Give the records back in full, exactly as they read.

===

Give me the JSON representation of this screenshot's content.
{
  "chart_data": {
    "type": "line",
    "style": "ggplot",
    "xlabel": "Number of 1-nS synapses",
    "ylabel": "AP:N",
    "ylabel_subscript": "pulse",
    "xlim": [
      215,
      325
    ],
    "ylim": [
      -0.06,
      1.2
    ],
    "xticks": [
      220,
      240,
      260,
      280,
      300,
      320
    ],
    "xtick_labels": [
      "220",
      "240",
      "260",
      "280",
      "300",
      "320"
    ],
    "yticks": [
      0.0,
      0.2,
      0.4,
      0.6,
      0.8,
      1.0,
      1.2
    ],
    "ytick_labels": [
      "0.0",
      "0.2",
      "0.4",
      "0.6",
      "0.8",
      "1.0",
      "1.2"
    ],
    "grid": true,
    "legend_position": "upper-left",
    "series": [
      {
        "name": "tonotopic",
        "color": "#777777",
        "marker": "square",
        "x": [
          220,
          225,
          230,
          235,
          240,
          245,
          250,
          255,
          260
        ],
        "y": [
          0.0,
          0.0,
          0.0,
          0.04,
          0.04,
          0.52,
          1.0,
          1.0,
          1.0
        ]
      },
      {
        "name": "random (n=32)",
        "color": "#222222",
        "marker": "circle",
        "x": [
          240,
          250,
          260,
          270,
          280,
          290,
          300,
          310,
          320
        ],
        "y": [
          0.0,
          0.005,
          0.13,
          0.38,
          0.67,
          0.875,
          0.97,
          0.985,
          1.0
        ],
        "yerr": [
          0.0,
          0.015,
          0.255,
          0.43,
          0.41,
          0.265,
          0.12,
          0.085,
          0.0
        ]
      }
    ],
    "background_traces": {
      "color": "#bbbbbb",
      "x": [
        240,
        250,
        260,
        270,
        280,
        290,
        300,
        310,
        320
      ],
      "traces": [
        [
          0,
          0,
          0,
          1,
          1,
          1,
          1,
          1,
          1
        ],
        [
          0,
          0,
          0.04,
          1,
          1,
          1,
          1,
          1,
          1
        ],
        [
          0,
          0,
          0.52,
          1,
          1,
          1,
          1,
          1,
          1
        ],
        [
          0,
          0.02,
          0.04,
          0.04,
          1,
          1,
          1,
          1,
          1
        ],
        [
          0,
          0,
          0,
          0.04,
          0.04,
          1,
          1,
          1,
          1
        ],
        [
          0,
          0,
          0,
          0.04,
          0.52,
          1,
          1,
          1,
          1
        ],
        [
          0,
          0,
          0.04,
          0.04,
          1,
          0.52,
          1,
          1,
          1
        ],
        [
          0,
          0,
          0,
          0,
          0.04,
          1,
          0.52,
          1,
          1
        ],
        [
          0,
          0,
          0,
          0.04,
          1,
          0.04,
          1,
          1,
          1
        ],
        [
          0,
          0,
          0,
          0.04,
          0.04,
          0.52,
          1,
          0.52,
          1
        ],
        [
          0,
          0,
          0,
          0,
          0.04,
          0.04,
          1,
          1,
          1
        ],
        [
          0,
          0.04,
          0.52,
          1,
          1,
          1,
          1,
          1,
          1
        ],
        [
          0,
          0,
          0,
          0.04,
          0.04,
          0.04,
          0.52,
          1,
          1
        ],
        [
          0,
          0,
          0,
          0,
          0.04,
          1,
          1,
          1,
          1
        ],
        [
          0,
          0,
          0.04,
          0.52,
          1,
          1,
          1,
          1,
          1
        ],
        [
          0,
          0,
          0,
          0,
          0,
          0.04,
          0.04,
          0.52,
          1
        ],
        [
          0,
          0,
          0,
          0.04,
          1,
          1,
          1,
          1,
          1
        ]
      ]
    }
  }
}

===

§ **ANSWER FOR THE TASK**
Give me the JSON representation of this screenshot's content.
{
  "chart_data": {
    "type": "line",
    "style": "ggplot",
    "xlabel": "Number of 1-nS synapses",
    "ylabel": "AP:N",
    "ylabel_subscript": "pulse",
    "xlim": [
      215,
      325
    ],
    "ylim": [
      -0.06,
      1.2
    ],
    "xticks": [
      220,
      240,
      260,
      280,
      300,
      320
    ],
    "xtick_labels": [
      "220",
      "240",
      "260",
      "280",
      "300",
      "320"
    ],
    "yticks": [
      0.0,
      0.2,
      0.4,
      0.6,
      0.8,
      1.0,
      1.2
    ],
    "ytick_labels": [
      "0.0",
      "0.2",
      "0.4",
      "0.6",
      "0.8",
      "1.0",
      "1.2"
    ],
    "grid": true,
    "legend_position": "upper-left",
    "series": [
      {
        "name": "tonotopic",
        "color": "#777777",
        "marker": "square",
        "x": [
          220,
          225,
          230,
          235,
          240,
          245,
          250,
          255,
          260
        ],
        "y": [
          0.0,
          0.0,
          0.0,
          0.04,
          0.04,
          0.52,
          1.0,
          1.0,
          1.0
        ]
      },
      {
        "name": "random (n=32)",
        "color": "#222222",
        "marker": "circle",
        "x": [
          240,
          250,
          260,
          270,
          280,
          290,
          300,
          310,
          320
        ],
        "y": [
          0.0,
          0.005,
          0.13,
          0.38,
          0.67,
          0.875,
          0.97,
          0.985,
          1.0
        ],
        "yerr": [
          0.0,
          0.015,
          0.255,
          0.43,
          0.41,
          0.265,
          0.12,
          0.085,
          0.0
        ]
      }
    ],
    "background_traces": {
      "color": "#bbbbbb",
      "x": [
        240,
        250,
        260,
        270,
        280,
        290,
        300,
        310,
        320
      ],
      "traces": [
        [
          0,
          0,
          0,
          1,
          1,
          1,
          1,
          1,
          1
        ],
        [
          0,
          0,
          0.04,
          1,
          1,
          1,
          1,
          1,
          1
        ],
        [
          0,
          0,
          0.52,
          1,
          1,
          1,
          1,
          1,
          1
        ],
        [
          0,
          0.02,
          0.04,
          0.04,
          1,
          1,
          1,
          1,
          1
        ],
        [
          0,
          0,
          0,
          0.04,
          0.04,
          1,
          1,
          1,
          1
        ],
        [
          0,
          0,
          0,
          0.04,
          0.52,
          1,
          1,
          1,
          1
        ],
        [
          0,
          0,
          0.04,
          0.04,
          1,
          0.52,
          1,
          1,
          1
        ],
        [
          0,
          0,
          0,
          0,
          0.04,
          1,
          0.52,
          1,
          1
        ],
        [
          0,
          0,
          0,
          0.04,
          1,
          0.04,
          1,
          1,
          1
        ],
        [
          0,
          0,
          0,
          0.04,
          0.04,
          0.52,
          1,
          0.52,
          1
        ],
        [
          0,
          0,
          0,
          0,
          0.04,
          0.04,
          1,
          1,
          1
        ],
        [
          0,
          0.04,
          0.52,
          1,
          1,
          1,
          1,
          1,
          1
        ],
        [
          0,
          0,
          0,
          0.04,
          0.04,
          0.04,
          0.52,
          1,
          1
        ],
        [
          0,
          0,
          0,
          0,
          0.04,
          1,
          1,
          1,
          1
        ],
        [
          0,
          0,
          0.04,
          0.52,
          1,
          1,
          1,
          1,
          1
        ],
        [
          0,
          0,
          0,
          0,
          0,
          0.04,
          0.04,
          0.52,
          1
        ],
        [
          0,
          0,
          0,
          0.04,
          1,
          1,
          1,
          1,
          1
        ]
      ]
    }
  }
}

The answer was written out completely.